# Difference between 54mbPs and 300mbPs network adapter - noticeable?



## vbx (Nov 29, 2009)

Okay, I currently have a 54mbps pci wireless adapter.  Will upgrading to a 300mbps adapter be worth it?  Will I be able to notice the difference in download speeds?


----------



## AsRock (Nov 29, 2009)

Only on a lan(other comps need to be as fast too) unless your ISP allows you to download at those speeds you will not notice.  Although a wired connection is better than a wireless one it's much less trouble and tends to be better for gaming too..

So can you download faster than 54mbs(675KBs) ?.  and does your modem support it ?.


----------



## TheLaughingMan (Nov 29, 2009)

Very true.  But as AsRock has just corrected while I was typing this is saying.  If the wireless route was the weak link in your connection, you will see an improvement.

Example:

ISP provides:  1 MB down/256 kb up.  This would give an average download of about 400 kbs during daytime peek hours.  You will see no change in internet service.

ISP provides:  10 MB down/1 MB up.  My connection with average of 5.4 MB/s, definite improvement.

You have a Wireless G adapter:  makes absolutely no difference because your computer wireless card will limit the connect speed.


----------



## Pinchy (Nov 29, 2009)

Woah getting this wrong.

54mbit card = 6.75MB/s top speed download
300mbit card = 37.5MB/s

mbps/Mb is megabits (what network speeds are calculated at)
MB is megabytes (what you download at)

* _Set exercise A_:
Rewrite the forum thread on wireless adapter speeds from "# Difference between" to "in download speeds?", replacing "adapter" with "card".
* _Set exercise B_:
Carry on the forum thread on wireless adapter speeds, starting after its final line.

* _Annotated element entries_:
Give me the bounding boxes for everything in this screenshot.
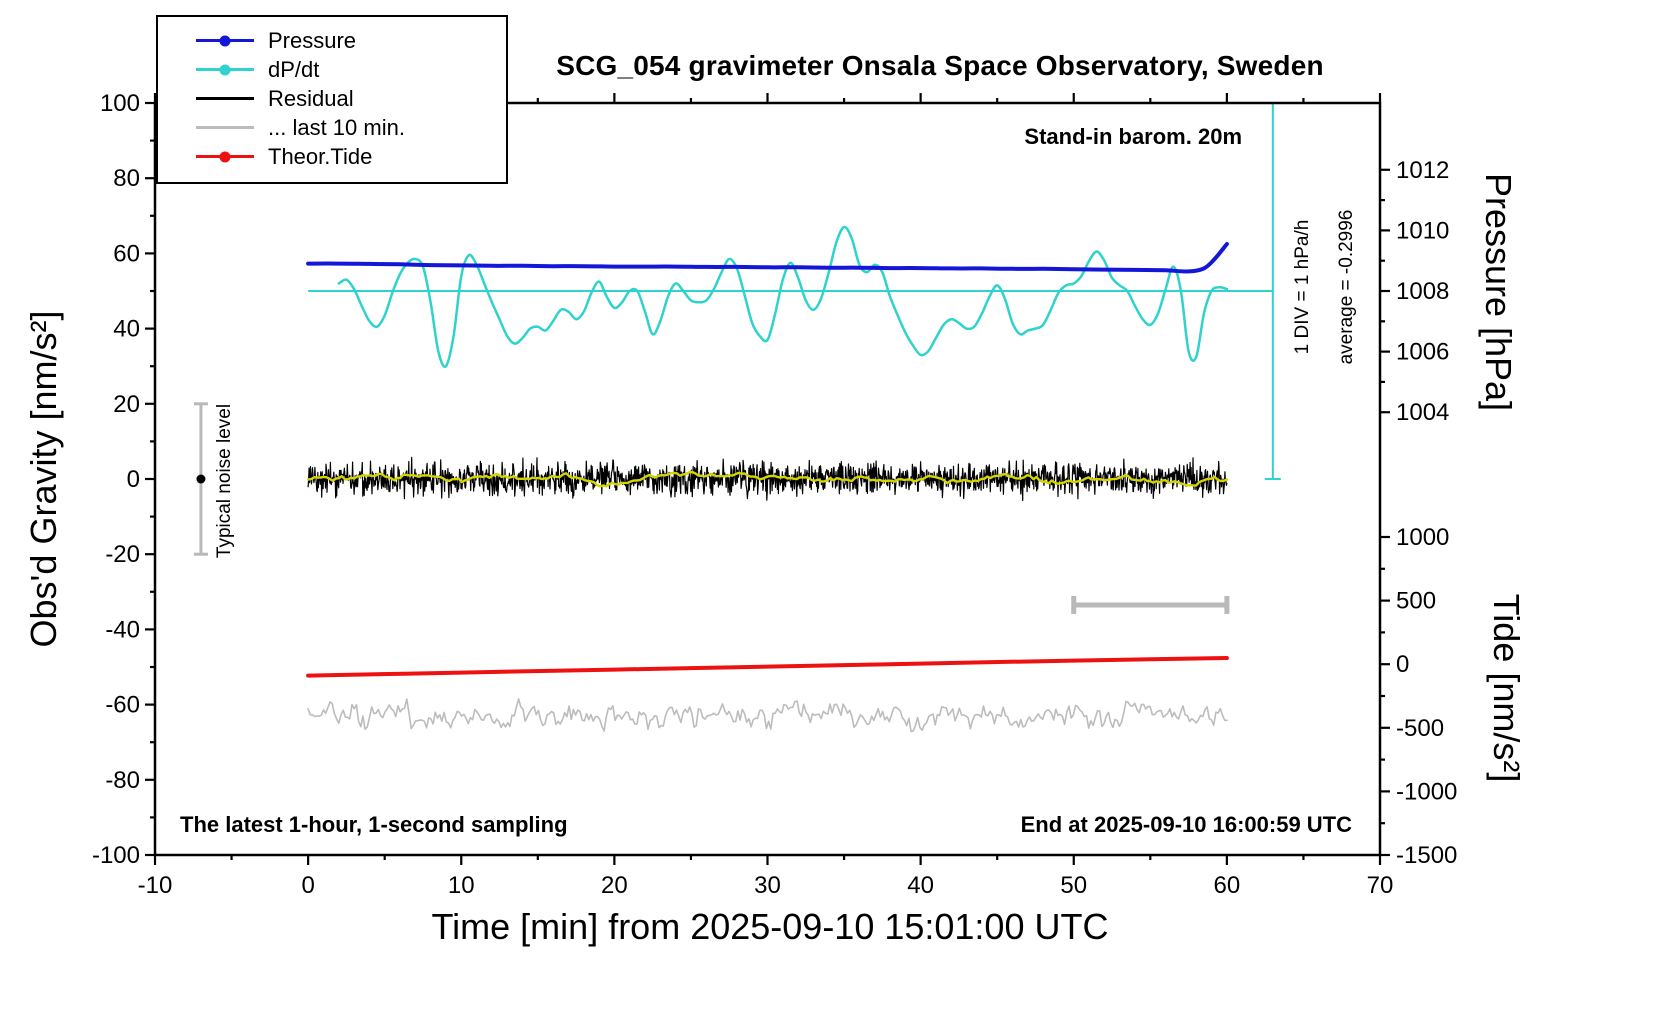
legend-item-last10min: ... last 10 min.: [158, 113, 506, 142]
x-tick-label: 30: [754, 872, 781, 899]
legend-item-pressure: Pressure: [158, 26, 506, 55]
y-tick-label: -40: [105, 616, 140, 643]
y-tick-label: 60: [113, 240, 140, 267]
legend-item-residual: Residual: [158, 84, 506, 113]
chart-title: SCG_054 gravimeter Onsala Space Observat…: [556, 50, 1324, 81]
legend-line-last10min-icon: [196, 126, 254, 129]
y-tick-label: -20: [105, 541, 140, 568]
y-axis-title-gravity: Obs'd Gravity [nm/s²]: [23, 310, 64, 648]
tide-tick-label: -1500: [1396, 842, 1457, 869]
y-tick-label: 0: [127, 466, 140, 493]
x-tick-label: -10: [138, 872, 173, 899]
series-tide: [306, 656, 1229, 678]
series-pressure: [306, 242, 1229, 274]
legend-label: Pressure: [268, 27, 357, 53]
tide-tick-label: 500: [1396, 588, 1436, 615]
y-tick-label: -80: [105, 767, 140, 794]
right-axis-title-pressure: Pressure [hPa]: [1478, 172, 1519, 412]
tide-tick-label: 0: [1396, 651, 1409, 678]
annotation-typical-noise-level: Typical noise level: [214, 403, 235, 559]
annotation-one-div: 1 DIV = 1 hPa/h: [1292, 219, 1313, 355]
series-residual-smooth: [306, 470, 1229, 488]
legend-item-theor-tide: Theor.Tide: [158, 142, 506, 171]
legend-item-dpdt: dP/dt: [158, 55, 506, 84]
x-tick-label: 70: [1367, 872, 1394, 899]
pressure-tick-label: 1010: [1396, 217, 1449, 244]
x-tick-label: 60: [1214, 872, 1241, 899]
pressure-tick-label: 1004: [1396, 399, 1449, 426]
y-tick-label: 100: [100, 90, 140, 117]
legend-label: ... last 10 min.: [268, 114, 405, 140]
x-axis-title-time: Time [min] from 2025-09-10 15:01:00 UTC: [431, 906, 1109, 947]
legend-dot-icon: [219, 151, 231, 162]
legend-line-dpdt-icon: [196, 64, 254, 75]
legend-line-theortide-icon: [196, 151, 254, 162]
x-tick-label: 0: [301, 872, 314, 899]
x-tick-label: 40: [907, 872, 934, 899]
y-tick-label: 20: [113, 391, 140, 418]
legend-dot-icon: [219, 35, 231, 46]
pressure-tick-label: 1012: [1396, 157, 1449, 184]
series-residual: [307, 456, 1228, 502]
y-tick-label: -60: [105, 692, 140, 719]
tide-tick-label: -500: [1396, 715, 1444, 742]
annotation-end-time: End at 2025-09-10 16:00:59 UTC: [1020, 812, 1352, 837]
series-dpdt: [337, 225, 1229, 368]
x-tick-label: 50: [1060, 872, 1087, 899]
legend-line-pressure-icon: [196, 35, 254, 46]
legend: Pressure dP/dt Residual ... last 10 min.…: [156, 15, 508, 184]
annotation-average: average = -0.2996: [1336, 209, 1357, 365]
y-tick-label: 40: [113, 316, 140, 343]
series-last10: [307, 698, 1228, 733]
pressure-tick-label: 1006: [1396, 339, 1449, 366]
pressure-tick-label: 1008: [1396, 278, 1449, 305]
noise-error-bar-dot: [196, 474, 206, 484]
tide-tick-label: 1000: [1396, 524, 1449, 551]
legend-label: Residual: [268, 85, 354, 111]
y-tick-label: -100: [92, 842, 140, 869]
x-tick-label: 20: [601, 872, 628, 899]
right-axis-title-tide: Tide [nm/s²]: [1486, 593, 1527, 783]
annotation-sampling-note: The latest 1-hour, 1-second sampling: [180, 812, 568, 837]
legend-dot-icon: [219, 64, 231, 75]
annotation-standin-barometer: Stand-in barom. 20m: [1024, 124, 1242, 149]
legend-label: dP/dt: [268, 56, 320, 82]
legend-label: Theor.Tide: [268, 143, 373, 169]
legend-line-residual-icon: [196, 97, 254, 100]
y-tick-label: 80: [113, 165, 140, 192]
x-tick-label: 10: [448, 872, 475, 899]
tide-tick-label: -1000: [1396, 778, 1457, 805]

* _Exercise output A_:
# Difference between 54mbPs and 300mbPs network card - noticeable?



## vbx (Nov 29, 2009)

Okay, I currently have a 54mbps pci wireless card.  Will upgrading to a 300mbps card be worth it?  Will I be able to notice the difference in download speeds?

* _Exercise output B_:
Your internet connection will be 10Mb, NOT 10MB. Hence, a 54mbps wireless adapter will cover pretty much all internet connections, unless you have a better than 54Mb line, which is pretty much fibre.


This is only internet though. I run on a wireless N network (300mbps) because I stream files over the network, so it makes file transfer a lot quicker. Note though, most N devices don't go at 300mbps.


And yes, you will need to update your wireless router as well as the PCI card, if the router only has a G WLAN, or it wont make any difference.


----------



## vbx (Nov 29, 2009)

I have a Linksys WRT54GL.  I'm hooked up to Roadrunner highspeed cable which they provide 11MB of speed.

So a 300mbps will not do me any good correct, unless I get a new router. 

Anyways, this makes no sense whatsoever.

My OLD Belkin usb adapter is downloading at 800+ KB downloads while my Gigabyte PCI card is getting me 100-250KB downloads...  wtf.


----------



## francis511 (Nov 29, 2009)

To answer your question you do notice a difference BTW


----------



## Wile E (Nov 29, 2009)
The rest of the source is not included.